Copy out each line exactly as it appears.

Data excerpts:
(begin)

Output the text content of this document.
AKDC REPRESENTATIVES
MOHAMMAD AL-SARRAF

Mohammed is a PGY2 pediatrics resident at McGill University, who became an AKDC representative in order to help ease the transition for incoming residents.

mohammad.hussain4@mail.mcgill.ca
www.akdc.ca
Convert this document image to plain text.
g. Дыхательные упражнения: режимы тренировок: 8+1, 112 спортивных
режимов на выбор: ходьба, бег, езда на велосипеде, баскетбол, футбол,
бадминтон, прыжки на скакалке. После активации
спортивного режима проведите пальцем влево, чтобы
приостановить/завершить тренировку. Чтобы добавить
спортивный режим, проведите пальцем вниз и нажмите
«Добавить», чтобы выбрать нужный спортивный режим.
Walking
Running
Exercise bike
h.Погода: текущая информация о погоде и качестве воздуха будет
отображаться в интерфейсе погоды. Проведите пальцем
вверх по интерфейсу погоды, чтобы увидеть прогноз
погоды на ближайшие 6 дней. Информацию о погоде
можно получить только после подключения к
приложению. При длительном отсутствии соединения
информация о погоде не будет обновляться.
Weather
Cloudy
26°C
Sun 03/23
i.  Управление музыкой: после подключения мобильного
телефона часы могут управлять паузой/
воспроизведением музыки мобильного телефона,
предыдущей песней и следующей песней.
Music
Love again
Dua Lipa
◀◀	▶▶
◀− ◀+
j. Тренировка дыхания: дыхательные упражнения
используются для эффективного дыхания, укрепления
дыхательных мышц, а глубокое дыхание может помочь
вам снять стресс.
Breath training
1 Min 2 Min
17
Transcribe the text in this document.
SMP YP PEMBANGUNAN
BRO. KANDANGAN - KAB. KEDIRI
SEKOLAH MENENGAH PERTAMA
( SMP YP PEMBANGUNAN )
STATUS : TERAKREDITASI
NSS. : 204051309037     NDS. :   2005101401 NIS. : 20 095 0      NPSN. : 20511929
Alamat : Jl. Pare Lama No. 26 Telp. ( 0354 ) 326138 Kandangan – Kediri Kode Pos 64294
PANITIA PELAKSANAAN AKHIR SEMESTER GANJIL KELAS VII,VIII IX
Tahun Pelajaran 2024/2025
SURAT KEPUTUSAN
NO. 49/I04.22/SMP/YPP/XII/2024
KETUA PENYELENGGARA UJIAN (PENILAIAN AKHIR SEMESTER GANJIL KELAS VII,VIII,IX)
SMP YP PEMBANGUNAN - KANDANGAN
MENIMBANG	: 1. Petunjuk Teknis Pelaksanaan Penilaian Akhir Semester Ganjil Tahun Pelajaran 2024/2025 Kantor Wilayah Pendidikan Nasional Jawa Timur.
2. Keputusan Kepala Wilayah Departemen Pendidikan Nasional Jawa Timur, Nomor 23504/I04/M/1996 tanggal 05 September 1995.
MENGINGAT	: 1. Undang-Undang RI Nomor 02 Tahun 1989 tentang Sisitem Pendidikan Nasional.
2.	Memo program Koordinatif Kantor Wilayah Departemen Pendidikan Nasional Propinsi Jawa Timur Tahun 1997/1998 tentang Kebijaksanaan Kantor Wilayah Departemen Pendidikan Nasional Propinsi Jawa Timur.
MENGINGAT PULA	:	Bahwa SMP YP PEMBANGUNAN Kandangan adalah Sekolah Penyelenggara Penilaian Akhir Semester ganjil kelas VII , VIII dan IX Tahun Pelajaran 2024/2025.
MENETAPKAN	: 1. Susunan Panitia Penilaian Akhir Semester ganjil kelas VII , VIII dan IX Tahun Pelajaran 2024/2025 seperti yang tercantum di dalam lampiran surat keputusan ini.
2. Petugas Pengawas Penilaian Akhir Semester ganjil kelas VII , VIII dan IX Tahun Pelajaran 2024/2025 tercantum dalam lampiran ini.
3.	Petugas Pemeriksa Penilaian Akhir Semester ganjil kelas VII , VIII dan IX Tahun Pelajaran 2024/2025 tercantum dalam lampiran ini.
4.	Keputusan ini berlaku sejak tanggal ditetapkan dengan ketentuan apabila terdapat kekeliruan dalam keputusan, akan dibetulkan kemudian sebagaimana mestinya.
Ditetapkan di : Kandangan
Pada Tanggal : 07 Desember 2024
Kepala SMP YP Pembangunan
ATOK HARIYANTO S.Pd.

(end)

### Result
Output the text content of this document.
AKDC REPRESENTATIVES
MOHAMMAD AL-SARRAF

Mohammed is a PGY2 pediatrics resident at McGill University, who became an AKDC representative in order to help ease the transition for incoming residents.

mohammad.hussain4@mail.mcgill.ca
www.akdc.ca
Convert this document image to plain text.
g. Дыхательные упражнения: режимы тренировок: 8+1, 112 спортивных
режимов на выбор: ходьба, бег, езда на велосипеде, баскетбол, футбол,
бадминтон, прыжки на скакалке. После активации
спортивного режима проведите пальцем влево, чтобы
приостановить/завершить тренировку. Чтобы добавить
спортивный режим, проведите пальцем вниз и нажмите
«Добавить», чтобы выбрать нужный спортивный режим.
Walking
Running
Exercise bike
h.Погода: текущая информация о погоде и качестве воздуха будет
отображаться в интерфейсе погоды. Проведите пальцем
вверх по интерфейсу погоды, чтобы увидеть прогноз
погоды на ближайшие 6 дней. Информацию о погоде
можно получить только после подключения к
приложению. При длительном отсутствии соединения
информация о погоде не будет обновляться.
Weather
Cloudy
26°C
Sun 03/23
i.  Управление музыкой: после подключения мобильного
телефона часы могут управлять паузой/
воспроизведением музыки мобильного телефона,
предыдущей песней и следующей песней.
Music
Love again
Dua Lipa
◀◀	▶▶
◀− ◀+
j. Тренировка дыхания: дыхательные упражнения
используются для эффективного дыхания, укрепления
дыхательных мышц, а глубокое дыхание может помочь
вам снять стресс.
Breath training
1 Min 2 Min
17
Transcribe the text in this document.
SMP YP PEMBANGUNAN
BRO. KANDANGAN - KAB. KEDIRI
SEKOLAH MENENGAH PERTAMA
( SMP YP PEMBANGUNAN )
STATUS : TERAKREDITASI
NSS. : 204051309037     NDS. :   2005101401 NIS. : 20 095 0      NPSN. : 20511929
Alamat : Jl. Pare Lama No. 26 Telp. ( 0354 ) 326138 Kandangan – Kediri Kode Pos 64294
PANITIA PELAKSANAAN AKHIR SEMESTER GANJIL KELAS VII,VIII IX
Tahun Pelajaran 2024/2025
SURAT KEPUTUSAN
NO. 49/I04.22/SMP/YPP/XII/2024
KETUA PENYELENGGARA UJIAN (PENILAIAN AKHIR SEMESTER GANJIL KELAS VII,VIII,IX)
SMP YP PEMBANGUNAN - KANDANGAN
MENIMBANG	: 1. Petunjuk Teknis Pelaksanaan Penilaian Akhir Semester Ganjil Tahun Pelajaran 2024/2025 Kantor Wilayah Pendidikan Nasional Jawa Timur.
2. Keputusan Kepala Wilayah Departemen Pendidikan Nasional Jawa Timur, Nomor 23504/I04/M/1996 tanggal 05 September 1995.
MENGINGAT	: 1. Undang-Undang RI Nomor 02 Tahun 1989 tentang Sisitem Pendidikan Nasional.
2.	Memo program Koordinatif Kantor Wilayah Departemen Pendidikan Nasional Propinsi Jawa Timur Tahun 1997/1998 tentang Kebijaksanaan Kantor Wilayah Departemen Pendidikan Nasional Propinsi Jawa Timur.
MENGINGAT PULA	:	Bahwa SMP YP PEMBANGUNAN Kandangan adalah Sekolah Penyelenggara Penilaian Akhir Semester ganjil kelas VII , VIII dan IX Tahun Pelajaran 2024/2025.
MENETAPKAN	: 1. Susunan Panitia Penilaian Akhir Semester ganjil kelas VII , VIII dan IX Tahun Pelajaran 2024/2025 seperti yang tercantum di dalam lampiran surat keputusan ini.
2. Petugas Pengawas Penilaian Akhir Semester ganjil kelas VII , VIII dan IX Tahun Pelajaran 2024/2025 tercantum dalam lampiran ini.
3.	Petugas Pemeriksa Penilaian Akhir Semester ganjil kelas VII , VIII dan IX Tahun Pelajaran 2024/2025 tercantum dalam lampiran ini.
4.	Keputusan ini berlaku sejak tanggal ditetapkan dengan ketentuan apabila terdapat kekeliruan dalam keputusan, akan dibetulkan kemudian sebagaimana mestinya.
Ditetapkan di : Kandangan
Pada Tanggal : 07 Desember 2024
Kepala SMP YP Pembangunan
ATOK HARIYANTO S.Pd.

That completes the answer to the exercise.